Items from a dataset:
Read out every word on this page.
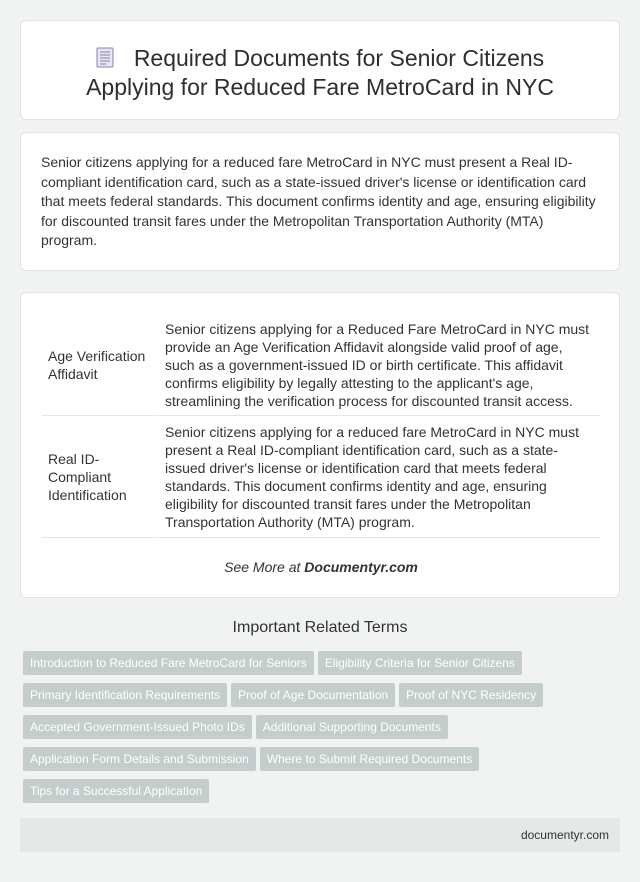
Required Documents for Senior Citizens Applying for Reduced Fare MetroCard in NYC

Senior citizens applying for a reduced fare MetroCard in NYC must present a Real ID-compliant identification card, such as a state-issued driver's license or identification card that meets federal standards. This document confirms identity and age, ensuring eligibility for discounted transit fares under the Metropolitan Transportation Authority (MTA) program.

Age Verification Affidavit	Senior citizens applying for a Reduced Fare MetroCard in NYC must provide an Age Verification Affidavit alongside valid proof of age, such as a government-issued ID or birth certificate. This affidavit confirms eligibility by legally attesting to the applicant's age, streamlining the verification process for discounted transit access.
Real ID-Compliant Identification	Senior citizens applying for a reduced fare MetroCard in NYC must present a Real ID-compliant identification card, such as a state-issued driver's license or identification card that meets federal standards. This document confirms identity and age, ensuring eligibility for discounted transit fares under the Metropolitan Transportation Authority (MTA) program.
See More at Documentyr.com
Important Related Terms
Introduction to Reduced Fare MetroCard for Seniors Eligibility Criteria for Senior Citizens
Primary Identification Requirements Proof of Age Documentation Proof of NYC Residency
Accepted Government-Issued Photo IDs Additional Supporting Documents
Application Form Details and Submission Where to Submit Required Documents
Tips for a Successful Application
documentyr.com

** SHORT PROBLEM **
From the data above, gather every line that includes the word "license".

** FULL OUTPUT **
Senior citizens applying for a reduced fare MetroCard in NYC must present a Real ID-compliant identification card, such as a state-issued driver's license or identification card that meets federal standards. This document confirms identity and age, ensuring eligibility for discounted transit fares under the Metropolitan Transportation Authority (MTA) program.
Real ID-Compliant Identification	Senior citizens applying for a reduced fare MetroCard in NYC must present a Real ID-compliant identification card, such as a state-issued driver's license or identification card that meets federal standards. This document confirms identity and age, ensuring eligibility for discounted transit fares under the Metropolitan Transportation Authority (MTA) program.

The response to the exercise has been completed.